=== Problem to solve ===
All lines holding the string "②④符合题意" are to be shown.

[Data excerpts]
━━━━━━━━━━━━━━━━━━━━━━━━━━━━━━
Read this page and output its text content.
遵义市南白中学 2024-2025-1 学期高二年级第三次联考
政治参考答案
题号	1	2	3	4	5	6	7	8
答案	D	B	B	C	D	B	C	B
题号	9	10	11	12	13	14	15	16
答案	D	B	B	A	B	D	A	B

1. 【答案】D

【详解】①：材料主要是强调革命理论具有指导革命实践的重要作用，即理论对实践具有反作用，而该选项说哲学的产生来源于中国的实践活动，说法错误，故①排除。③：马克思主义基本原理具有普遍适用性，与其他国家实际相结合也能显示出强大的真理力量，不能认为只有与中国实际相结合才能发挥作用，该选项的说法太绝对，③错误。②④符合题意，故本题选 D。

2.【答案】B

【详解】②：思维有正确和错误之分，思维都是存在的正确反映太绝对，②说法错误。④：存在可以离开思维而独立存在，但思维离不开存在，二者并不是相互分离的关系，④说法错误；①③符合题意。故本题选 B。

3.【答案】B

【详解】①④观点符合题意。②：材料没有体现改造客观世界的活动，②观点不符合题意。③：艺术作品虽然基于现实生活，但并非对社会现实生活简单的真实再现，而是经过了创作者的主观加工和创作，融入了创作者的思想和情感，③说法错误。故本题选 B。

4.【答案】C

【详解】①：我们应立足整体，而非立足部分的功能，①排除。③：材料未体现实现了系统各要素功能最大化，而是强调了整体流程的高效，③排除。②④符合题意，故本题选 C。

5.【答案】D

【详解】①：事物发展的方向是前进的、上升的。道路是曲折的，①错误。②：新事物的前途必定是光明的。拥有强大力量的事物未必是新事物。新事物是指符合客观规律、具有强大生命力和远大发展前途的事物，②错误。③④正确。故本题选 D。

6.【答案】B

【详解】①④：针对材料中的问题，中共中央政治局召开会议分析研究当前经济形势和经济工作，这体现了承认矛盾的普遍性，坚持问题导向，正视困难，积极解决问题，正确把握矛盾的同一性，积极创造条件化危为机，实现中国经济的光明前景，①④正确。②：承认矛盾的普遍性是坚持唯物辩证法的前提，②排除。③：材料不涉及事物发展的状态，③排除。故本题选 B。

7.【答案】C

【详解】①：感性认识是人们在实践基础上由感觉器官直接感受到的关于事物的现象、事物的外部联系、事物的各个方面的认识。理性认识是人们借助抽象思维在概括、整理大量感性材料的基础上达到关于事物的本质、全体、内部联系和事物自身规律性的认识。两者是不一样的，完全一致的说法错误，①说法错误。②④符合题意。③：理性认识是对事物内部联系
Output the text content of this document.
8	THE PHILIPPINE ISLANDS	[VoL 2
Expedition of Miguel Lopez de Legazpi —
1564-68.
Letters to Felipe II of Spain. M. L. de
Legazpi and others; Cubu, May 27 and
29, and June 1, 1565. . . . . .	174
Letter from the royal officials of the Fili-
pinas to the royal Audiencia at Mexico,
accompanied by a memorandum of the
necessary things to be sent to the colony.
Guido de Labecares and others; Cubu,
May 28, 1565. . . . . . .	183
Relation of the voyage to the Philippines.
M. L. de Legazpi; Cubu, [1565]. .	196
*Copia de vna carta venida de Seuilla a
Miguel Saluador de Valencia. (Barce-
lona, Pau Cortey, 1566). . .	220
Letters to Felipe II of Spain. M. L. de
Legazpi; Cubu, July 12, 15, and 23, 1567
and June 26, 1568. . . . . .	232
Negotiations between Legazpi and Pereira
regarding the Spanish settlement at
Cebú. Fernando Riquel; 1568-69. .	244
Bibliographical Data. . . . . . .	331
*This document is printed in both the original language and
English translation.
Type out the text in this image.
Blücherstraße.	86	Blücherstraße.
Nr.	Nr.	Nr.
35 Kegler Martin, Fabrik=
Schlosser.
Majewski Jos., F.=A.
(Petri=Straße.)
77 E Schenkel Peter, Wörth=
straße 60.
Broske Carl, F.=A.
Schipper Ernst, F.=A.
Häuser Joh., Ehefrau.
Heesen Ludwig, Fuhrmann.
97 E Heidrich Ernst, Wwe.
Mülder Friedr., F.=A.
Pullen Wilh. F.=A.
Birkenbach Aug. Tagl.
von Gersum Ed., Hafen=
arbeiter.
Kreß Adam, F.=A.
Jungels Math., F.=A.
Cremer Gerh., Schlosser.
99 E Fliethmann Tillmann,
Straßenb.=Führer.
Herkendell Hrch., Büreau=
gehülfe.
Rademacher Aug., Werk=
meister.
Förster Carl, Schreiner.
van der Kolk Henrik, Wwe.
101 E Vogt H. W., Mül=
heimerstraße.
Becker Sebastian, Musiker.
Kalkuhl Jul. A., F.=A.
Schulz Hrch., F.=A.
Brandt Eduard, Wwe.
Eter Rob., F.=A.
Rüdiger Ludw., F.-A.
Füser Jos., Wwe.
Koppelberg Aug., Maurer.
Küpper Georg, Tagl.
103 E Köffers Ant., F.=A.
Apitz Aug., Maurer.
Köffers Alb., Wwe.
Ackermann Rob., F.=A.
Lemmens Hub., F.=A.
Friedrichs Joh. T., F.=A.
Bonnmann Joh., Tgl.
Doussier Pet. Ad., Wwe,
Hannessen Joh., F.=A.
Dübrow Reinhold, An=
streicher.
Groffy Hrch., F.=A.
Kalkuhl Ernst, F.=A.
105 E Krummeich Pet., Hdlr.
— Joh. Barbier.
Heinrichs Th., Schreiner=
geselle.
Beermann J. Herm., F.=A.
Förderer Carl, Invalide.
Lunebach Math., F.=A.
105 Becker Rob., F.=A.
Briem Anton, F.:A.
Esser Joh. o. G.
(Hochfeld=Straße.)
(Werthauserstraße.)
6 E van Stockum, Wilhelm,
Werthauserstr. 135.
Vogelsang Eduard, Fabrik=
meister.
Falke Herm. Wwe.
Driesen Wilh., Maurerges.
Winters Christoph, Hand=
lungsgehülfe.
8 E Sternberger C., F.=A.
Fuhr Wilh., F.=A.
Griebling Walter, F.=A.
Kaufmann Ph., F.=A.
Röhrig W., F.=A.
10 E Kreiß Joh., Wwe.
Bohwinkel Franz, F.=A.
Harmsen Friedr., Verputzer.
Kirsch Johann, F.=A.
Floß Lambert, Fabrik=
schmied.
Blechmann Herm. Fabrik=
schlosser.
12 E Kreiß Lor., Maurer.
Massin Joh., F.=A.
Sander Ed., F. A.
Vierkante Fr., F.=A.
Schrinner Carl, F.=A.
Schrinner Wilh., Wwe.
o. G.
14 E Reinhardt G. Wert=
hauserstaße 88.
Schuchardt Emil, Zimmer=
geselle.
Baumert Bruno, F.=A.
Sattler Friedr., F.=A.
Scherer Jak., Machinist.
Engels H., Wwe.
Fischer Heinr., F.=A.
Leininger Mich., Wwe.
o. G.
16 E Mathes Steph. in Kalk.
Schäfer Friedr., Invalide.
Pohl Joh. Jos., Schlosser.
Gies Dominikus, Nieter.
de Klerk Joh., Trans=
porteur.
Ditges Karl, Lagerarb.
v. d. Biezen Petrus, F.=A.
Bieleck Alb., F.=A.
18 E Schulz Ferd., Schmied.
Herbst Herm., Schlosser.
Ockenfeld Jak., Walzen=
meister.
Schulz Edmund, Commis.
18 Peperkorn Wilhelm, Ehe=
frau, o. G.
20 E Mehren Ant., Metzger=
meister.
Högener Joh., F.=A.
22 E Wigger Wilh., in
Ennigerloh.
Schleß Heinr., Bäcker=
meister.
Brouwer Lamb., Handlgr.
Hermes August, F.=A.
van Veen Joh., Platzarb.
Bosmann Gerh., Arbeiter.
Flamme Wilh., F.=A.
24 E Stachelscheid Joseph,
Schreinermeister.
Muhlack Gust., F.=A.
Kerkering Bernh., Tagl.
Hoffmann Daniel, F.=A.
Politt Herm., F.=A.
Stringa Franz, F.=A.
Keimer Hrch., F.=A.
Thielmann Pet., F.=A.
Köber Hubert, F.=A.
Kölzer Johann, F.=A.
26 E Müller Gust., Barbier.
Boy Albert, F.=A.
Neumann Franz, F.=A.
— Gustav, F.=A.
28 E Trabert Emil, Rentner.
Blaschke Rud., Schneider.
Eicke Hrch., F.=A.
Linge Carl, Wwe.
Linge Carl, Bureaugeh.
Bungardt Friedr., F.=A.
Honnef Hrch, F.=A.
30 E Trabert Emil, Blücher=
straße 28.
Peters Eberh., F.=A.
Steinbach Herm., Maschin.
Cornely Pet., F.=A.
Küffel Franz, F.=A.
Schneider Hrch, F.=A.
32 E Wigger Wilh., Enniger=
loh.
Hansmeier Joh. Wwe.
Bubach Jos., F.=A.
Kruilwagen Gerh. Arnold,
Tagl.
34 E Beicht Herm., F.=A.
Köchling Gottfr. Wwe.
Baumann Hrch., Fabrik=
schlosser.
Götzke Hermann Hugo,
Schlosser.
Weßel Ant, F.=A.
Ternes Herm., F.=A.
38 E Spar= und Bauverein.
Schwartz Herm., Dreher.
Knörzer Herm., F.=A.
━━━━━━━━━━━━━━━━━━━━━━━━━━━━━━
=== Exercise answer ===
【详解】①：材料主要是强调革命理论具有指导革命实践的重要作用，即理论对实践具有反作用，而该选项说哲学的产生来源于中国的实践活动，说法错误，故①排除。③：马克思主义基本原理具有普遍适用性，与其他国家实际相结合也能显示出强大的真理力量，不能认为只有与中国实际相结合才能发挥作用，该选项的说法太绝对，③错误。②④符合题意，故本题选 D。
【详解】①：我们应立足整体，而非立足部分的功能，①排除。③：材料未体现实现了系统各要素功能最大化，而是强调了整体流程的高效，③排除。②④符合题意，故本题选 C。
【详解】①：感性认识是人们在实践基础上由感觉器官直接感受到的关于事物的现象、事物的外部联系、事物的各个方面的认识。理性认识是人们借助抽象思维在概括、整理大量感性材料的基础上达到关于事物的本质、全体、内部联系和事物自身规律性的认识。两者是不一样的，完全一致的说法错误，①说法错误。②④符合题意。③：理性认识是对事物内部联系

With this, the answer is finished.